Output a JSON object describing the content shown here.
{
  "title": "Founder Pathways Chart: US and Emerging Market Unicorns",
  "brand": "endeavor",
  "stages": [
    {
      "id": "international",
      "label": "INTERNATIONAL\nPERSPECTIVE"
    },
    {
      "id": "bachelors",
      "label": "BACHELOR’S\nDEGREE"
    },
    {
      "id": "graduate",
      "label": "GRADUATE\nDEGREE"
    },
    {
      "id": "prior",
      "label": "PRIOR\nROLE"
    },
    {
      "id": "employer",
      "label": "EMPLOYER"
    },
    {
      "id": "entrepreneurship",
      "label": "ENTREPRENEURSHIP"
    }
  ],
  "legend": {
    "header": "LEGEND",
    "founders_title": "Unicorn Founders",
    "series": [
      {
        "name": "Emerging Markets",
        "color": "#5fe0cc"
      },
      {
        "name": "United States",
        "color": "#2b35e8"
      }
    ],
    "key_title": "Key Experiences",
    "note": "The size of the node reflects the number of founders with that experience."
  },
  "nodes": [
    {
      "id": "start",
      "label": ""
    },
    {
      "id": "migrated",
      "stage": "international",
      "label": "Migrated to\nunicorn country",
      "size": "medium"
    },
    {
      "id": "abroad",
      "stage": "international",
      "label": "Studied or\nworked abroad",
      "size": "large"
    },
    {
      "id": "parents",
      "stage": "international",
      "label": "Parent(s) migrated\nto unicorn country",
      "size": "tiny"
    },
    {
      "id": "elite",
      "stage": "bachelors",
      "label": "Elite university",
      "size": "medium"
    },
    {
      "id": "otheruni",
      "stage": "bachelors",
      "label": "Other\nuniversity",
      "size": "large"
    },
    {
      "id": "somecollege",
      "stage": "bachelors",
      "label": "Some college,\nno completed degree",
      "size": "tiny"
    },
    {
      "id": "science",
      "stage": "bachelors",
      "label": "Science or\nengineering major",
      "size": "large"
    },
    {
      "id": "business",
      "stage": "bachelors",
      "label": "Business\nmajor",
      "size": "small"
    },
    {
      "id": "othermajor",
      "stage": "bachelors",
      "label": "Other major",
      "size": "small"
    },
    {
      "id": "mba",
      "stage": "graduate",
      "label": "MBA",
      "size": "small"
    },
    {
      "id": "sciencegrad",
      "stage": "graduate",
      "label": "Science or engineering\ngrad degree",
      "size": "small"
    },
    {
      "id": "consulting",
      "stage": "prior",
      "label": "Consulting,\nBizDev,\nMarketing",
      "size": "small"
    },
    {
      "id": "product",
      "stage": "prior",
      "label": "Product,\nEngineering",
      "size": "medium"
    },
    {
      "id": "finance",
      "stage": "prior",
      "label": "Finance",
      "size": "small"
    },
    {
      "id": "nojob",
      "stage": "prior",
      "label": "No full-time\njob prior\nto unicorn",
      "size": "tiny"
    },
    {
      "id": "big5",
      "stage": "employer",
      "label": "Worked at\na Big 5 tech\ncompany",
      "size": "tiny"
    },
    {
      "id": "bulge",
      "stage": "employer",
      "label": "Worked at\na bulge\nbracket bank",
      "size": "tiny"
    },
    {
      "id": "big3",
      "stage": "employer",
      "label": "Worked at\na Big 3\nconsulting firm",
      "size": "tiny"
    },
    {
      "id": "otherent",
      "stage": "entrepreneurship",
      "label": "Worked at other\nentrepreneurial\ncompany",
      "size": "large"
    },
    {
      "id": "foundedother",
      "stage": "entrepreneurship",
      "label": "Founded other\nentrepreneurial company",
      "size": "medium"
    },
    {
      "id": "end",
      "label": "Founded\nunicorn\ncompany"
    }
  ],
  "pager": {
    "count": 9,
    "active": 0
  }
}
----
Output all preceding records character for character.

Output a JSON object describing the content shown here.
{
  "title": "Founder Pathways Chart: US and Emerging Market Unicorns",
  "brand": "endeavor",
  "stages": [
    {
      "id": "international",
      "label": "INTERNATIONAL\nPERSPECTIVE"
    },
    {
      "id": "bachelors",
      "label": "BACHELOR’S\nDEGREE"
    },
    {
      "id": "graduate",
      "label": "GRADUATE\nDEGREE"
    },
    {
      "id": "prior",
      "label": "PRIOR\nROLE"
    },
    {
      "id": "employer",
      "label": "EMPLOYER"
    },
    {
      "id": "entrepreneurship",
      "label": "ENTREPRENEURSHIP"
    }
  ],
  "legend": {
    "header": "LEGEND",
    "founders_title": "Unicorn Founders",
    "series": [
      {
        "name": "Emerging Markets",
        "color": "#5fe0cc"
      },
      {
        "name": "United States",
        "color": "#2b35e8"
      }
    ],
    "key_title": "Key Experiences",
    "note": "The size of the node reflects the number of founders with that experience."
  },
  "nodes": [
    {
      "id": "start",
      "label": ""
    },
    {
      "id": "migrated",
      "stage": "international",
      "label": "Migrated to\nunicorn country",
      "size": "medium"
    },
    {
      "id": "abroad",
      "stage": "international",
      "label": "Studied or\nworked abroad",
      "size": "large"
    },
    {
      "id": "parents",
      "stage": "international",
      "label": "Parent(s) migrated\nto unicorn country",
      "size": "tiny"
    },
    {
      "id": "elite",
      "stage": "bachelors",
      "label": "Elite university",
      "size": "medium"
    },
    {
      "id": "otheruni",
      "stage": "bachelors",
      "label": "Other\nuniversity",
      "size": "large"
    },
    {
      "id": "somecollege",
      "stage": "bachelors",
      "label": "Some college,\nno completed degree",
      "size": "tiny"
    },
    {
      "id": "science",
      "stage": "bachelors",
      "label": "Science or\nengineering major",
      "size": "large"
    },
    {
      "id": "business",
      "stage": "bachelors",
      "label": "Business\nmajor",
      "size": "small"
    },
    {
      "id": "othermajor",
      "stage": "bachelors",
      "label": "Other major",
      "size": "small"
    },
    {
      "id": "mba",
      "stage": "graduate",
      "label": "MBA",
      "size": "small"
    },
    {
      "id": "sciencegrad",
      "stage": "graduate",
      "label": "Science or engineering\ngrad degree",
      "size": "small"
    },
    {
      "id": "consulting",
      "stage": "prior",
      "label": "Consulting,\nBizDev,\nMarketing",
      "size": "small"
    },
    {
      "id": "product",
      "stage": "prior",
      "label": "Product,\nEngineering",
      "size": "medium"
    },
    {
      "id": "finance",
      "stage": "prior",
      "label": "Finance",
      "size": "small"
    },
    {
      "id": "nojob",
      "stage": "prior",
      "label": "No full-time\njob prior\nto unicorn",
      "size": "tiny"
    },
    {
      "id": "big5",
      "stage": "employer",
      "label": "Worked at\na Big 5 tech\ncompany",
      "size": "tiny"
    },
    {
      "id": "bulge",
      "stage": "employer",
      "label": "Worked at\na bulge\nbracket bank",
      "size": "tiny"
    },
    {
      "id": "big3",
      "stage": "employer",
      "label": "Worked at\na Big 3\nconsulting firm",
      "size": "tiny"
    },
    {
      "id": "otherent",
      "stage": "entrepreneurship",
      "label": "Worked at other\nentrepreneurial\ncompany",
      "size": "large"
    },
    {
      "id": "foundedother",
      "stage": "entrepreneurship",
      "label": "Founded other\nentrepreneurial company",
      "size": "medium"
    },
    {
      "id": "end",
      "label": "Founded\nunicorn\ncompany"
    }
  ],
  "pager": {
    "count": 9,
    "active": 0
  }
}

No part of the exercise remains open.